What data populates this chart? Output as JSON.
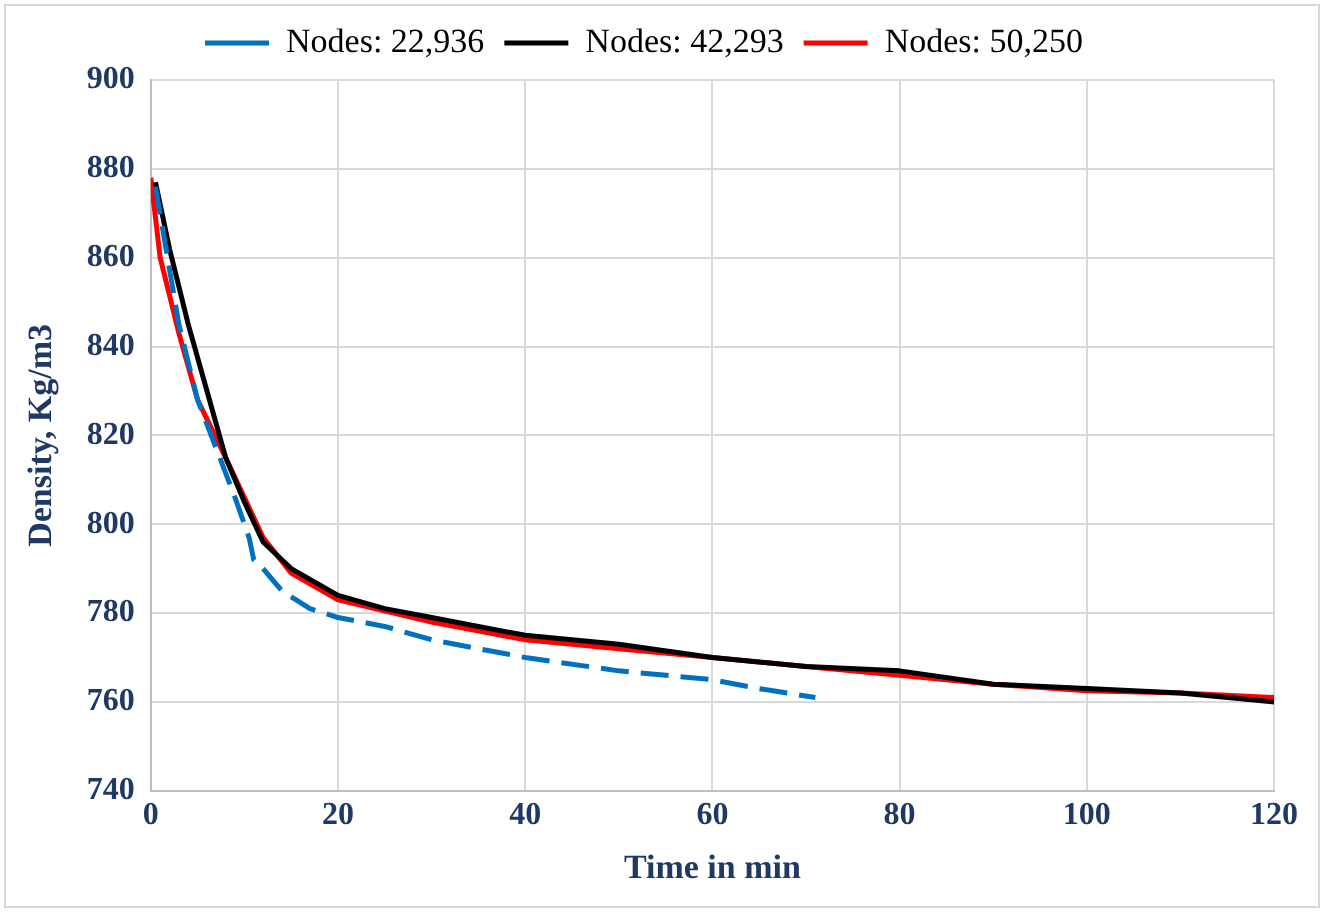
{
  "chart_data": {
    "type": "line",
    "xlabel": "Time in min",
    "ylabel": "Density, Kg/m3",
    "xlim": [
      0,
      120
    ],
    "xticks": [
      0,
      20,
      40,
      60,
      80,
      100,
      120
    ],
    "ylim": [
      740,
      900
    ],
    "yticks": [
      740,
      760,
      780,
      800,
      820,
      840,
      860,
      880,
      900
    ],
    "grid": true,
    "legend": "top",
    "marker": "none",
    "series": [
      {
        "name": "Nodes: 22,936",
        "color": "#0070c0",
        "line_style": "dashed",
        "x": [
          0.5,
          3,
          5,
          7,
          9,
          10.5,
          11,
          12,
          14,
          17,
          20,
          25,
          30,
          40,
          50,
          60,
          65,
          71
        ],
        "values": [
          876,
          845,
          828,
          817,
          806,
          797,
          792,
          790,
          785,
          781,
          779,
          777,
          774,
          770,
          767,
          765,
          763,
          761
        ]
      },
      {
        "name": "Nodes: 42,293",
        "color": "#000000",
        "line_style": "solid",
        "x": [
          0.5,
          2,
          4,
          6,
          8,
          10,
          12,
          15,
          20,
          25,
          30,
          40,
          50,
          60,
          70,
          80,
          90,
          100,
          110,
          120
        ],
        "values": [
          877,
          862,
          845,
          830,
          815,
          805,
          796,
          790,
          784,
          781,
          779,
          775,
          773,
          770,
          768,
          767,
          764,
          763,
          762,
          760
        ]
      },
      {
        "name": "Nodes: 50,250",
        "color": "#ff0000",
        "line_style": "solid",
        "x": [
          0,
          1,
          3,
          5,
          8,
          10,
          12,
          15,
          20,
          30,
          40,
          50,
          60,
          70,
          80,
          90,
          100,
          110,
          120
        ],
        "values": [
          878,
          860,
          843,
          828,
          815,
          806,
          797,
          789,
          783,
          778,
          774,
          772,
          770,
          768,
          766,
          764,
          762.5,
          762,
          761
        ]
      }
    ]
  }
}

PROBLEM DETAILS:
In the entries above, identify every line with the string "name".

EXPECTED OUTPUT:
        "name": "Nodes: 22,936",
        "name": "Nodes: 42,293",
        "name": "Nodes: 50,250",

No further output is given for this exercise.